Copy out all of the material, matching it word for word.
-- Start Data for this exercise --
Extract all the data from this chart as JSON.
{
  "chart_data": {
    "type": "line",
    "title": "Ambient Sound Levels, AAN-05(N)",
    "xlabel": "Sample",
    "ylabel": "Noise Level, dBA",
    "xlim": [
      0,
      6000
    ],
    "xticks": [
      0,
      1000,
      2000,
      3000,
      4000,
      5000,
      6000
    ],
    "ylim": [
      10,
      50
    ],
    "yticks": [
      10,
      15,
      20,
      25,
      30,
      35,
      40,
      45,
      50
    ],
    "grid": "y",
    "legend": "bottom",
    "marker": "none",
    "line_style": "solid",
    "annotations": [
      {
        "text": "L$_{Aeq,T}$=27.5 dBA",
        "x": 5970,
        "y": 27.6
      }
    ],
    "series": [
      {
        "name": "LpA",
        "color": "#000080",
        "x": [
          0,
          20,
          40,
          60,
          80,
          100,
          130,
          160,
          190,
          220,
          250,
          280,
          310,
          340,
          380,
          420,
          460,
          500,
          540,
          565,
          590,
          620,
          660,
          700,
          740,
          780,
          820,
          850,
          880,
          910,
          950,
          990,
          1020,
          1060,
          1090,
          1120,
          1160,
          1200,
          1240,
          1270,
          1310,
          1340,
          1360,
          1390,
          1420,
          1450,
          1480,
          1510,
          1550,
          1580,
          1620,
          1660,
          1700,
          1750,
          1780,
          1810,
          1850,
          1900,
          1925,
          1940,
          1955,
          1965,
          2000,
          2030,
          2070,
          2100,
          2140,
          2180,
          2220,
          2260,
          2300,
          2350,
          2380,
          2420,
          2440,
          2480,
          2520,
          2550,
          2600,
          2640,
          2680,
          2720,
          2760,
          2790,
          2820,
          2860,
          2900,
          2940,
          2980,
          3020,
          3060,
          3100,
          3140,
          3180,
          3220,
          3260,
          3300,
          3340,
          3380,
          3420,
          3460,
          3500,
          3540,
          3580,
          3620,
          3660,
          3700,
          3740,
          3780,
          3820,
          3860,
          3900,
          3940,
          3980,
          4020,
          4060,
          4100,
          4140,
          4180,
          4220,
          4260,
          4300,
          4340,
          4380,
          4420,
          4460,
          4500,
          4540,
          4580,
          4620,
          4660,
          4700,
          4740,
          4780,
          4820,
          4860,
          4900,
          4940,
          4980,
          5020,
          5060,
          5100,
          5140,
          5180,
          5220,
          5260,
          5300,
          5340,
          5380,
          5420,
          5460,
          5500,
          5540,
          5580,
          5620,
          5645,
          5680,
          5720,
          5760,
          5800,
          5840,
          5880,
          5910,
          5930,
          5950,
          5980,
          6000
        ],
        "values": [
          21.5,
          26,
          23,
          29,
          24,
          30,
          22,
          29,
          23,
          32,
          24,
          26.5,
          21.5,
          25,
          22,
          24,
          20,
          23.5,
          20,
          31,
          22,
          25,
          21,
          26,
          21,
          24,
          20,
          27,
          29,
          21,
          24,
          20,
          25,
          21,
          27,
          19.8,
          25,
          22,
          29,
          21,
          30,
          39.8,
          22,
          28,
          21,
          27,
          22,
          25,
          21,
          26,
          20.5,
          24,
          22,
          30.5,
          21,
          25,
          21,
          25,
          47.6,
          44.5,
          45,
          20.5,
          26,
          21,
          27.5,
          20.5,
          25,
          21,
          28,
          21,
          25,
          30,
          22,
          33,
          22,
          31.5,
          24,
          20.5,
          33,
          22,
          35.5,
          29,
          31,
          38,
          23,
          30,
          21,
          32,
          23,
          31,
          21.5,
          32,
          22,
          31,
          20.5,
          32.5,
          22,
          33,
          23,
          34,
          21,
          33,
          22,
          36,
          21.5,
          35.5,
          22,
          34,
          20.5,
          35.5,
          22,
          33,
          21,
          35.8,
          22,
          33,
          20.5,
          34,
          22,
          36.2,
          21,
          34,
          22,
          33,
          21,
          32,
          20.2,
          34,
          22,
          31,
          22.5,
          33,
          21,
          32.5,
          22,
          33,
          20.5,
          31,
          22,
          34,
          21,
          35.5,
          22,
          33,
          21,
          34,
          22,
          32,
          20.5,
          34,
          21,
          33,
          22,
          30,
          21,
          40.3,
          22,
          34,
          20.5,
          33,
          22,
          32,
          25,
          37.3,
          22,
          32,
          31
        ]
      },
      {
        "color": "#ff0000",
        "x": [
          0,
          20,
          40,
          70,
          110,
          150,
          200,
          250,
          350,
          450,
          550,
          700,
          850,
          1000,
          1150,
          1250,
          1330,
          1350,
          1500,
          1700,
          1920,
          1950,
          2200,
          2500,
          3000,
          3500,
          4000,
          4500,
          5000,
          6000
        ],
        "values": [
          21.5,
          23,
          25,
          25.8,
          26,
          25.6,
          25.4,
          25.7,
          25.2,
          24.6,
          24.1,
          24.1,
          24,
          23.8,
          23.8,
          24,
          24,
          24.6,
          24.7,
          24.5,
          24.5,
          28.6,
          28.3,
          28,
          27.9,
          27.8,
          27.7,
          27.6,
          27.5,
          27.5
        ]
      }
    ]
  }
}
-- End Data for this exercise --
> **Output for this exercise**:
Extract all the data from this chart as JSON.
{
  "chart_data": {
    "type": "line",
    "title": "Ambient Sound Levels, AAN-05(N)",
    "xlabel": "Sample",
    "ylabel": "Noise Level, dBA",
    "xlim": [
      0,
      6000
    ],
    "xticks": [
      0,
      1000,
      2000,
      3000,
      4000,
      5000,
      6000
    ],
    "ylim": [
      10,
      50
    ],
    "yticks": [
      10,
      15,
      20,
      25,
      30,
      35,
      40,
      45,
      50
    ],
    "grid": "y",
    "legend": "bottom",
    "marker": "none",
    "line_style": "solid",
    "annotations": [
      {
        "text": "L$_{Aeq,T}$=27.5 dBA",
        "x": 5970,
        "y": 27.6
      }
    ],
    "series": [
      {
        "name": "LpA",
        "color": "#000080",
        "x": [
          0,
          20,
          40,
          60,
          80,
          100,
          130,
          160,
          190,
          220,
          250,
          280,
          310,
          340,
          380,
          420,
          460,
          500,
          540,
          565,
          590,
          620,
          660,
          700,
          740,
          780,
          820,
          850,
          880,
          910,
          950,
          990,
          1020,
          1060,
          1090,
          1120,
          1160,
          1200,
          1240,
          1270,
          1310,
          1340,
          1360,
          1390,
          1420,
          1450,
          1480,
          1510,
          1550,
          1580,
          1620,
          1660,
          1700,
          1750,
          1780,
          1810,
          1850,
          1900,
          1925,
          1940,
          1955,
          1965,
          2000,
          2030,
          2070,
          2100,
          2140,
          2180,
          2220,
          2260,
          2300,
          2350,
          2380,
          2420,
          2440,
          2480,
          2520,
          2550,
          2600,
          2640,
          2680,
          2720,
          2760,
          2790,
          2820,
          2860,
          2900,
          2940,
          2980,
          3020,
          3060,
          3100,
          3140,
          3180,
          3220,
          3260,
          3300,
          3340,
          3380,
          3420,
          3460,
          3500,
          3540,
          3580,
          3620,
          3660,
          3700,
          3740,
          3780,
          3820,
          3860,
          3900,
          3940,
          3980,
          4020,
          4060,
          4100,
          4140,
          4180,
          4220,
          4260,
          4300,
          4340,
          4380,
          4420,
          4460,
          4500,
          4540,
          4580,
          4620,
          4660,
          4700,
          4740,
          4780,
          4820,
          4860,
          4900,
          4940,
          4980,
          5020,
          5060,
          5100,
          5140,
          5180,
          5220,
          5260,
          5300,
          5340,
          5380,
          5420,
          5460,
          5500,
          5540,
          5580,
          5620,
          5645,
          5680,
          5720,
          5760,
          5800,
          5840,
          5880,
          5910,
          5930,
          5950,
          5980,
          6000
        ],
        "values": [
          21.5,
          26,
          23,
          29,
          24,
          30,
          22,
          29,
          23,
          32,
          24,
          26.5,
          21.5,
          25,
          22,
          24,
          20,
          23.5,
          20,
          31,
          22,
          25,
          21,
          26,
          21,
          24,
          20,
          27,
          29,
          21,
          24,
          20,
          25,
          21,
          27,
          19.8,
          25,
          22,
          29,
          21,
          30,
          39.8,
          22,
          28,
          21,
          27,
          22,
          25,
          21,
          26,
          20.5,
          24,
          22,
          30.5,
          21,
          25,
          21,
          25,
          47.6,
          44.5,
          45,
          20.5,
          26,
          21,
          27.5,
          20.5,
          25,
          21,
          28,
          21,
          25,
          30,
          22,
          33,
          22,
          31.5,
          24,
          20.5,
          33,
          22,
          35.5,
          29,
          31,
          38,
          23,
          30,
          21,
          32,
          23,
          31,
          21.5,
          32,
          22,
          31,
          20.5,
          32.5,
          22,
          33,
          23,
          34,
          21,
          33,
          22,
          36,
          21.5,
          35.5,
          22,
          34,
          20.5,
          35.5,
          22,
          33,
          21,
          35.8,
          22,
          33,
          20.5,
          34,
          22,
          36.2,
          21,
          34,
          22,
          33,
          21,
          32,
          20.2,
          34,
          22,
          31,
          22.5,
          33,
          21,
          32.5,
          22,
          33,
          20.5,
          31,
          22,
          34,
          21,
          35.5,
          22,
          33,
          21,
          34,
          22,
          32,
          20.5,
          34,
          21,
          33,
          22,
          30,
          21,
          40.3,
          22,
          34,
          20.5,
          33,
          22,
          32,
          25,
          37.3,
          22,
          32,
          31
        ]
      },
      {
        "color": "#ff0000",
        "x": [
          0,
          20,
          40,
          70,
          110,
          150,
          200,
          250,
          350,
          450,
          550,
          700,
          850,
          1000,
          1150,
          1250,
          1330,
          1350,
          1500,
          1700,
          1920,
          1950,
          2200,
          2500,
          3000,
          3500,
          4000,
          4500,
          5000,
          6000
        ],
        "values": [
          21.5,
          23,
          25,
          25.8,
          26,
          25.6,
          25.4,
          25.7,
          25.2,
          24.6,
          24.1,
          24.1,
          24,
          23.8,
          23.8,
          24,
          24,
          24.6,
          24.7,
          24.5,
          24.5,
          28.6,
          28.3,
          28,
          27.9,
          27.8,
          27.7,
          27.6,
          27.5,
          27.5
        ]
      }
    ]
  }
}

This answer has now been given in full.